— BEGIN Entries provided —
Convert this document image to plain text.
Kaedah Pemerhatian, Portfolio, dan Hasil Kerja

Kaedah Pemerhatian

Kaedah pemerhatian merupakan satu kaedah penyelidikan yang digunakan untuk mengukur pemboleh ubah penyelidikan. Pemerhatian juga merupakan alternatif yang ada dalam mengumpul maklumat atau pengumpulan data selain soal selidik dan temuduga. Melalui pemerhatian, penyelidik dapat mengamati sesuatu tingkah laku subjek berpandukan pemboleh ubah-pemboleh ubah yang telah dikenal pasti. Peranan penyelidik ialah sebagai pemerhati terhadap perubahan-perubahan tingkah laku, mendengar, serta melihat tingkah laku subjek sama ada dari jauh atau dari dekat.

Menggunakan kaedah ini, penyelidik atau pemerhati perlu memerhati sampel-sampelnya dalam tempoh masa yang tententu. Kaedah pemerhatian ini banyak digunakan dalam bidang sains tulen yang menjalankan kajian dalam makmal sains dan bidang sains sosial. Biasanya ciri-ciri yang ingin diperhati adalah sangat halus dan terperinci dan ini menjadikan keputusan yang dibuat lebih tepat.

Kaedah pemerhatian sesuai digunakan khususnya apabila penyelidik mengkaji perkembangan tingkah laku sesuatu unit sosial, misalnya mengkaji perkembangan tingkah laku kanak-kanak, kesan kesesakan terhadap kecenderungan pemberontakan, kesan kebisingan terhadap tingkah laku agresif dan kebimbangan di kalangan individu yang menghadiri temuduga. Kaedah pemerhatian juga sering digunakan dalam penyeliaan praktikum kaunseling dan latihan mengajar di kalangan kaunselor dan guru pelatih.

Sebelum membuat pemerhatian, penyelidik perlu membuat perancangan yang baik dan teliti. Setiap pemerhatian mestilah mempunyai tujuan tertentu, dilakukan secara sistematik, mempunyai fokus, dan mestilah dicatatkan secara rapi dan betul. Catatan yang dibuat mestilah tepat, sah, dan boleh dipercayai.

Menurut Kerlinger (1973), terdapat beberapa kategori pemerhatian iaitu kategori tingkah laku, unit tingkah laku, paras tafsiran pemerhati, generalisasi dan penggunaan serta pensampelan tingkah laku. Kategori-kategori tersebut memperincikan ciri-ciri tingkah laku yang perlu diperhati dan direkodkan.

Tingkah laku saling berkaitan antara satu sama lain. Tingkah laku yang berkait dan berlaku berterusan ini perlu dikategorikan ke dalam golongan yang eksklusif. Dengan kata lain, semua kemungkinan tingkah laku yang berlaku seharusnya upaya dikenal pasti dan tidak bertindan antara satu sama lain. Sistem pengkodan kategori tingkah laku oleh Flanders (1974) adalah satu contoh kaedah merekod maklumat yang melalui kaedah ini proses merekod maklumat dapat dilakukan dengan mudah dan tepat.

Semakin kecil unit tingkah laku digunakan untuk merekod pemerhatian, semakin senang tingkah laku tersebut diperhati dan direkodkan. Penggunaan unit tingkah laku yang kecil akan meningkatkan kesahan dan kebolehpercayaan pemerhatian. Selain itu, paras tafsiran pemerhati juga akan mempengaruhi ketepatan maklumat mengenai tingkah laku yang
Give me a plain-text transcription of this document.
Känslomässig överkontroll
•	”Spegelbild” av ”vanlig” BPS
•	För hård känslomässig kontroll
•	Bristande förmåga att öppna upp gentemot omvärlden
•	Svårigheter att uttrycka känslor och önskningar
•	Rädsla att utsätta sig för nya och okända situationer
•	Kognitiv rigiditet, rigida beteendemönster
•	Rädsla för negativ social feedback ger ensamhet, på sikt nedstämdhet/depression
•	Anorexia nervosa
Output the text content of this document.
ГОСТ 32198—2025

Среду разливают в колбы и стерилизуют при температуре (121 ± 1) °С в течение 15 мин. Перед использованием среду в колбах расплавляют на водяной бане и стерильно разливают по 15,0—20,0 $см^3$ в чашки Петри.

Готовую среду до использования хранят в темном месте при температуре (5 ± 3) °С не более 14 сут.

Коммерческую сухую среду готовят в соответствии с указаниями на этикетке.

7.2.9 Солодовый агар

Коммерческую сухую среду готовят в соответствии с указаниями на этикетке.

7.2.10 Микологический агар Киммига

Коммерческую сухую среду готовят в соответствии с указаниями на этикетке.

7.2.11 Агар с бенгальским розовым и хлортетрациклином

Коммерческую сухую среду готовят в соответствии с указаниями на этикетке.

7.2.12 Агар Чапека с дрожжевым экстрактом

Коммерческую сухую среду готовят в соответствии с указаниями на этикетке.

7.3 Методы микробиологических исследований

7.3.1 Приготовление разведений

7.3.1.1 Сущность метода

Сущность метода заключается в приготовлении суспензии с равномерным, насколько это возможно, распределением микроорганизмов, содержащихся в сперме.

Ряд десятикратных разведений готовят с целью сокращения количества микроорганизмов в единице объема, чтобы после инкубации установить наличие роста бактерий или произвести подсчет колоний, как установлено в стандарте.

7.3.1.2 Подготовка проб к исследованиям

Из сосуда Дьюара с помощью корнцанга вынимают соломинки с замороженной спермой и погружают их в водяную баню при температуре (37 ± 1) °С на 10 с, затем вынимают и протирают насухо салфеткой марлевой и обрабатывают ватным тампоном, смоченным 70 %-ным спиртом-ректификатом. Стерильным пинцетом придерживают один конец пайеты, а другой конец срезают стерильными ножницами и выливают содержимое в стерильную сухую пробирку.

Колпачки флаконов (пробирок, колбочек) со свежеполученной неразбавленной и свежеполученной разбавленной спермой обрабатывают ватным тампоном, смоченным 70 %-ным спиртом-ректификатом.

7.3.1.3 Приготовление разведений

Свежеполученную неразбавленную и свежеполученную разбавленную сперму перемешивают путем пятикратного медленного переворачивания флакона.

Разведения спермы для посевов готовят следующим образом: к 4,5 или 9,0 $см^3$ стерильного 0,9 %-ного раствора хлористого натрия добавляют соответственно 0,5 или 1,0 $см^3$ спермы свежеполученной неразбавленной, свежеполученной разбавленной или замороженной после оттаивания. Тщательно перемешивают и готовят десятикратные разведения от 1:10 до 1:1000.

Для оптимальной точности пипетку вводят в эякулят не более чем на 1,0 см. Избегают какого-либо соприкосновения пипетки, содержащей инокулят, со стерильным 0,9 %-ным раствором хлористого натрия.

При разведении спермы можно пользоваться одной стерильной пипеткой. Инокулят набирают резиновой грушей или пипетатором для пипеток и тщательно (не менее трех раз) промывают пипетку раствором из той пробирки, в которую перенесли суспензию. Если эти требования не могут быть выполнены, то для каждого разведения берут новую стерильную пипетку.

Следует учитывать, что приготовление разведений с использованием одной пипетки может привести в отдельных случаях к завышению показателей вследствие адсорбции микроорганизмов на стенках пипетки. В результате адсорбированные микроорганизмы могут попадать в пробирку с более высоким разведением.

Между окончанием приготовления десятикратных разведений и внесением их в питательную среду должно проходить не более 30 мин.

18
— END Entries provided —
● Instruction: Each entry above is to be printed again exactly.

● Answer in full:
Convert this document image to plain text.
Kaedah Pemerhatian, Portfolio, dan Hasil Kerja

Kaedah Pemerhatian

Kaedah pemerhatian merupakan satu kaedah penyelidikan yang digunakan untuk mengukur pemboleh ubah penyelidikan. Pemerhatian juga merupakan alternatif yang ada dalam mengumpul maklumat atau pengumpulan data selain soal selidik dan temuduga. Melalui pemerhatian, penyelidik dapat mengamati sesuatu tingkah laku subjek berpandukan pemboleh ubah-pemboleh ubah yang telah dikenal pasti. Peranan penyelidik ialah sebagai pemerhati terhadap perubahan-perubahan tingkah laku, mendengar, serta melihat tingkah laku subjek sama ada dari jauh atau dari dekat.

Menggunakan kaedah ini, penyelidik atau pemerhati perlu memerhati sampel-sampelnya dalam tempoh masa yang tententu. Kaedah pemerhatian ini banyak digunakan dalam bidang sains tulen yang menjalankan kajian dalam makmal sains dan bidang sains sosial. Biasanya ciri-ciri yang ingin diperhati adalah sangat halus dan terperinci dan ini menjadikan keputusan yang dibuat lebih tepat.

Kaedah pemerhatian sesuai digunakan khususnya apabila penyelidik mengkaji perkembangan tingkah laku sesuatu unit sosial, misalnya mengkaji perkembangan tingkah laku kanak-kanak, kesan kesesakan terhadap kecenderungan pemberontakan, kesan kebisingan terhadap tingkah laku agresif dan kebimbangan di kalangan individu yang menghadiri temuduga. Kaedah pemerhatian juga sering digunakan dalam penyeliaan praktikum kaunseling dan latihan mengajar di kalangan kaunselor dan guru pelatih.

Sebelum membuat pemerhatian, penyelidik perlu membuat perancangan yang baik dan teliti. Setiap pemerhatian mestilah mempunyai tujuan tertentu, dilakukan secara sistematik, mempunyai fokus, dan mestilah dicatatkan secara rapi dan betul. Catatan yang dibuat mestilah tepat, sah, dan boleh dipercayai.

Menurut Kerlinger (1973), terdapat beberapa kategori pemerhatian iaitu kategori tingkah laku, unit tingkah laku, paras tafsiran pemerhati, generalisasi dan penggunaan serta pensampelan tingkah laku. Kategori-kategori tersebut memperincikan ciri-ciri tingkah laku yang perlu diperhati dan direkodkan.

Tingkah laku saling berkaitan antara satu sama lain. Tingkah laku yang berkait dan berlaku berterusan ini perlu dikategorikan ke dalam golongan yang eksklusif. Dengan kata lain, semua kemungkinan tingkah laku yang berlaku seharusnya upaya dikenal pasti dan tidak bertindan antara satu sama lain. Sistem pengkodan kategori tingkah laku oleh Flanders (1974) adalah satu contoh kaedah merekod maklumat yang melalui kaedah ini proses merekod maklumat dapat dilakukan dengan mudah dan tepat.

Semakin kecil unit tingkah laku digunakan untuk merekod pemerhatian, semakin senang tingkah laku tersebut diperhati dan direkodkan. Penggunaan unit tingkah laku yang kecil akan meningkatkan kesahan dan kebolehpercayaan pemerhatian. Selain itu, paras tafsiran pemerhati juga akan mempengaruhi ketepatan maklumat mengenai tingkah laku yang
Give me a plain-text transcription of this document.
Känslomässig överkontroll
•	”Spegelbild” av ”vanlig” BPS
•	För hård känslomässig kontroll
•	Bristande förmåga att öppna upp gentemot omvärlden
•	Svårigheter att uttrycka känslor och önskningar
•	Rädsla att utsätta sig för nya och okända situationer
•	Kognitiv rigiditet, rigida beteendemönster
•	Rädsla för negativ social feedback ger ensamhet, på sikt nedstämdhet/depression
•	Anorexia nervosa
Output the text content of this document.
ГОСТ 32198—2025

Среду разливают в колбы и стерилизуют при температуре (121 ± 1) °С в течение 15 мин. Перед использованием среду в колбах расплавляют на водяной бане и стерильно разливают по 15,0—20,0 $см^3$ в чашки Петри.

Готовую среду до использования хранят в темном месте при температуре (5 ± 3) °С не более 14 сут.

Коммерческую сухую среду готовят в соответствии с указаниями на этикетке.

7.2.9 Солодовый агар

Коммерческую сухую среду готовят в соответствии с указаниями на этикетке.

7.2.10 Микологический агар Киммига

Коммерческую сухую среду готовят в соответствии с указаниями на этикетке.

7.2.11 Агар с бенгальским розовым и хлортетрациклином

Коммерческую сухую среду готовят в соответствии с указаниями на этикетке.

7.2.12 Агар Чапека с дрожжевым экстрактом

Коммерческую сухую среду готовят в соответствии с указаниями на этикетке.

7.3 Методы микробиологических исследований

7.3.1 Приготовление разведений

7.3.1.1 Сущность метода

Сущность метода заключается в приготовлении суспензии с равномерным, насколько это возможно, распределением микроорганизмов, содержащихся в сперме.

Ряд десятикратных разведений готовят с целью сокращения количества микроорганизмов в единице объема, чтобы после инкубации установить наличие роста бактерий или произвести подсчет колоний, как установлено в стандарте.

7.3.1.2 Подготовка проб к исследованиям

Из сосуда Дьюара с помощью корнцанга вынимают соломинки с замороженной спермой и погружают их в водяную баню при температуре (37 ± 1) °С на 10 с, затем вынимают и протирают насухо салфеткой марлевой и обрабатывают ватным тампоном, смоченным 70 %-ным спиртом-ректификатом. Стерильным пинцетом придерживают один конец пайеты, а другой конец срезают стерильными ножницами и выливают содержимое в стерильную сухую пробирку.

Колпачки флаконов (пробирок, колбочек) со свежеполученной неразбавленной и свежеполученной разбавленной спермой обрабатывают ватным тампоном, смоченным 70 %-ным спиртом-ректификатом.

7.3.1.3 Приготовление разведений

Свежеполученную неразбавленную и свежеполученную разбавленную сперму перемешивают путем пятикратного медленного переворачивания флакона.

Разведения спермы для посевов готовят следующим образом: к 4,5 или 9,0 $см^3$ стерильного 0,9 %-ного раствора хлористого натрия добавляют соответственно 0,5 или 1,0 $см^3$ спермы свежеполученной неразбавленной, свежеполученной разбавленной или замороженной после оттаивания. Тщательно перемешивают и готовят десятикратные разведения от 1:10 до 1:1000.

Для оптимальной точности пипетку вводят в эякулят не более чем на 1,0 см. Избегают какого-либо соприкосновения пипетки, содержащей инокулят, со стерильным 0,9 %-ным раствором хлористого натрия.

При разведении спермы можно пользоваться одной стерильной пипеткой. Инокулят набирают резиновой грушей или пипетатором для пипеток и тщательно (не менее трех раз) промывают пипетку раствором из той пробирки, в которую перенесли суспензию. Если эти требования не могут быть выполнены, то для каждого разведения берут новую стерильную пипетку.

Следует учитывать, что приготовление разведений с использованием одной пипетки может привести в отдельных случаях к завышению показателей вследствие адсорбции микроорганизмов на стенках пипетки. В результате адсорбированные микроорганизмы могут попадать в пробирку с более высоким разведением.

Между окончанием приготовления десятикратных разведений и внесением их в питательную среду должно проходить не более 30 мин.

18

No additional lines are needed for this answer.